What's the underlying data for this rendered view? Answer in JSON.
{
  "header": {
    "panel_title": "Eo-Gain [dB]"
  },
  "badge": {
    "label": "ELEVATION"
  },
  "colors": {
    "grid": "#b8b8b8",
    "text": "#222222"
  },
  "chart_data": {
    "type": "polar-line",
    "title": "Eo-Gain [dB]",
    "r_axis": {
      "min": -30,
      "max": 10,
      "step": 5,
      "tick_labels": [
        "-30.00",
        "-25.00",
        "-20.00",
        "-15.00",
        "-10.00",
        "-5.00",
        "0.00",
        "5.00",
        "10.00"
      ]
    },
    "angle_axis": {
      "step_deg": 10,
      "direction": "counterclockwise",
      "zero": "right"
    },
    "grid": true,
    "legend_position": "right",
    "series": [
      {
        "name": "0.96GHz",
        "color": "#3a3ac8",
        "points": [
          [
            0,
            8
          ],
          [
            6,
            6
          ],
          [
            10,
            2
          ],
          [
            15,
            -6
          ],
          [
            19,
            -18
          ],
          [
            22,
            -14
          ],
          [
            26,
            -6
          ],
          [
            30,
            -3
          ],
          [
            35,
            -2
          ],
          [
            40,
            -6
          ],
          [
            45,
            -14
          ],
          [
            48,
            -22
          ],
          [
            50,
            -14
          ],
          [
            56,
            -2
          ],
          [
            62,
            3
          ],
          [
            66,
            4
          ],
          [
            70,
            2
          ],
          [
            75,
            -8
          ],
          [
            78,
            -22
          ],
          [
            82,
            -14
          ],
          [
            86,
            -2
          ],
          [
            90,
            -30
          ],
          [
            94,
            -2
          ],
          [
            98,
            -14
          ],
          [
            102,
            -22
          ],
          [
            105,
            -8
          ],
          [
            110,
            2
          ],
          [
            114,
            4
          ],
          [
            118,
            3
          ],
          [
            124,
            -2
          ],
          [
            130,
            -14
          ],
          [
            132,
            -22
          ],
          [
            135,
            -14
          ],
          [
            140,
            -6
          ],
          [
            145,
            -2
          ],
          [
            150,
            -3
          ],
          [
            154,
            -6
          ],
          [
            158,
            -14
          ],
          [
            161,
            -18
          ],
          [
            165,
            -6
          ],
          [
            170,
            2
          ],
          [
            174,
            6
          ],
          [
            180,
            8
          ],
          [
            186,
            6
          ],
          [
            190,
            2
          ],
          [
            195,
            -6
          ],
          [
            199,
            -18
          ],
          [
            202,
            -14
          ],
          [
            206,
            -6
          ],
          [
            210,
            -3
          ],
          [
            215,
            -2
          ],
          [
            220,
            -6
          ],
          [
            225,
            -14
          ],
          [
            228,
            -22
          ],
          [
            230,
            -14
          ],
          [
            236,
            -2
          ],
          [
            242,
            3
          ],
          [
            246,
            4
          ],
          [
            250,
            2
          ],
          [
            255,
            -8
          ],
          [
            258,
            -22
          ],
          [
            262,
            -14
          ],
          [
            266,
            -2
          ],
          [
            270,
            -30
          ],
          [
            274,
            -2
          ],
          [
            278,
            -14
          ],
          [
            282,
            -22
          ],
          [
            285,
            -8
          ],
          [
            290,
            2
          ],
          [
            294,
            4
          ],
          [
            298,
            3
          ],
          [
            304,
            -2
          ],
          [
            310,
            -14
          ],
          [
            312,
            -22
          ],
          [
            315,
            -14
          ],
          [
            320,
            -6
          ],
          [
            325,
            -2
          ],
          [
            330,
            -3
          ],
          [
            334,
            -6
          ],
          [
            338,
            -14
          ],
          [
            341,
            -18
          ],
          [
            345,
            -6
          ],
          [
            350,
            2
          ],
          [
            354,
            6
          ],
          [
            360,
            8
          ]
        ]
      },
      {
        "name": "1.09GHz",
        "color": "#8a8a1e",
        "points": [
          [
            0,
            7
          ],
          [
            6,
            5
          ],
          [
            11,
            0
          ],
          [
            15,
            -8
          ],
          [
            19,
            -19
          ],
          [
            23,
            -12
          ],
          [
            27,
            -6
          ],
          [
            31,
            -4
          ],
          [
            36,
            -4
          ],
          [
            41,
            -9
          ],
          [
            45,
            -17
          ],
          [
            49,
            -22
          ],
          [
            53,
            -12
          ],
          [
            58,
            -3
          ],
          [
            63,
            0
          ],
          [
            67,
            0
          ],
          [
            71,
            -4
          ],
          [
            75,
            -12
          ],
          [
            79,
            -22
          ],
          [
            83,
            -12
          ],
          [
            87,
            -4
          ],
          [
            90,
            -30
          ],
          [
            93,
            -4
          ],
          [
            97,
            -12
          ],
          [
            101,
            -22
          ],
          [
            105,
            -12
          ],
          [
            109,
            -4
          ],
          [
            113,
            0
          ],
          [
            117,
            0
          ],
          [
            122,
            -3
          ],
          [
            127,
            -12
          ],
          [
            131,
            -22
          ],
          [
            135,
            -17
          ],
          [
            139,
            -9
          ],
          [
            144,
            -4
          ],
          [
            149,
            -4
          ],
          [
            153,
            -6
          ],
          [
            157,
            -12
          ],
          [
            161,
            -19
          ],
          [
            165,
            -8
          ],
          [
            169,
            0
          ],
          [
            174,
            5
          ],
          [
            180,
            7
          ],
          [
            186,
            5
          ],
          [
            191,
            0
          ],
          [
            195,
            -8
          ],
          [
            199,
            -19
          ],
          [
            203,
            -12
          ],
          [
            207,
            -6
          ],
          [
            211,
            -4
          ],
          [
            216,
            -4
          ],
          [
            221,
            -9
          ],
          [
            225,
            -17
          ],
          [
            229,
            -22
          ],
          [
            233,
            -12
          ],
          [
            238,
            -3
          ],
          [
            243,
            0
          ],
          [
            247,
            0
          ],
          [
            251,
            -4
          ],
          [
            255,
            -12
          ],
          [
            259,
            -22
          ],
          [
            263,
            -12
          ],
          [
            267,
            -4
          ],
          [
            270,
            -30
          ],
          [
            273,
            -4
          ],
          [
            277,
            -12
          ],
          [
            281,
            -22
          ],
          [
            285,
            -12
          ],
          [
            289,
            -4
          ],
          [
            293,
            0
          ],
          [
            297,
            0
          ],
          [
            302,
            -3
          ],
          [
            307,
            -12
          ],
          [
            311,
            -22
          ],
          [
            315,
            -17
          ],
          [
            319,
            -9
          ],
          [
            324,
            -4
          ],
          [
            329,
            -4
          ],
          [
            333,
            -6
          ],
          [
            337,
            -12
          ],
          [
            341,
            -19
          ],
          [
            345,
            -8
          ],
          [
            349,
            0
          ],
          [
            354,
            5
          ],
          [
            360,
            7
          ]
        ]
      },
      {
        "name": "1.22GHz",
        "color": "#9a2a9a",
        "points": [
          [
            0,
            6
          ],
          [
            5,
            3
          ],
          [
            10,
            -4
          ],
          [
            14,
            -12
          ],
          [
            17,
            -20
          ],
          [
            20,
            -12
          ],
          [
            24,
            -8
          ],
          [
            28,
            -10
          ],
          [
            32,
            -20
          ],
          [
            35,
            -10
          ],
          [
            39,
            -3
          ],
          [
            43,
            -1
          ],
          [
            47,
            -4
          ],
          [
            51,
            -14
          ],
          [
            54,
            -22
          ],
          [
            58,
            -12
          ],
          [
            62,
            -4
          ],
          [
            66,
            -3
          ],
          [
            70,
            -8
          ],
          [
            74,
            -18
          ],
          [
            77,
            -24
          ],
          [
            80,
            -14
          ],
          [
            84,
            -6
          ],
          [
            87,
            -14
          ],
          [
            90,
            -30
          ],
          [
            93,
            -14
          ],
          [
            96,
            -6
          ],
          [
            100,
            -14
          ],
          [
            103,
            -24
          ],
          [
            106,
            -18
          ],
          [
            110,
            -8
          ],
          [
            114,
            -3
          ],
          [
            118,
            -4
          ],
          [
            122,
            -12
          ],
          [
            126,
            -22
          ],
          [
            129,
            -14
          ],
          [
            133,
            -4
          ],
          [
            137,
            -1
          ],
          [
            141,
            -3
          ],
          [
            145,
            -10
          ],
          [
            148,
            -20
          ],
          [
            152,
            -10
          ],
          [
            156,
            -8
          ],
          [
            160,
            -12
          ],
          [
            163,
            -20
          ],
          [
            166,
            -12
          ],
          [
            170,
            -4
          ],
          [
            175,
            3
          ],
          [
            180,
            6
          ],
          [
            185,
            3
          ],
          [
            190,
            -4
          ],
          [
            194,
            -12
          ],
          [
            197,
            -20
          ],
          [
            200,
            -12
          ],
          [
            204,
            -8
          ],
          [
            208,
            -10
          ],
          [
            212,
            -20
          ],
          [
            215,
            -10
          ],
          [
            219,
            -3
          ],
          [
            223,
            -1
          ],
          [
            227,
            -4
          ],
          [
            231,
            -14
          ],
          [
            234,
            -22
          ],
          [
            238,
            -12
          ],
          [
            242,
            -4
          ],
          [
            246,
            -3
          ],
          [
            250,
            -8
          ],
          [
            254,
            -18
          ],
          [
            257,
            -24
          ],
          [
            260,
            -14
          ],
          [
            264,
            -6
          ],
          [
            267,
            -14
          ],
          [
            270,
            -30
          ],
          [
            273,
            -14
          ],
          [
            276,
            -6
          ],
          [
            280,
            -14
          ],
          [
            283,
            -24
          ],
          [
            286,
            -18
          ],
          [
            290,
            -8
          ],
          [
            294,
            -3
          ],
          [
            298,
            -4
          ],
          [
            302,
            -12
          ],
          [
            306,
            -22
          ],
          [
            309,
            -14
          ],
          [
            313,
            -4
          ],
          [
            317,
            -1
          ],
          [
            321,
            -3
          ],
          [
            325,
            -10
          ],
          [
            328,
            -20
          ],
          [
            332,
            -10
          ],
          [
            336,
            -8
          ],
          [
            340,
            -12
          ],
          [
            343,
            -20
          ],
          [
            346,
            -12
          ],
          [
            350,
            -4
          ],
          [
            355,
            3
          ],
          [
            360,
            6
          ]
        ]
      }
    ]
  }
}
================================
Exercise objective = Where a line of the material above holds the string "name", copy that line.

In response =
        "name": "0.96GHz",
        "name": "1.09GHz",
        "name": "1.22GHz",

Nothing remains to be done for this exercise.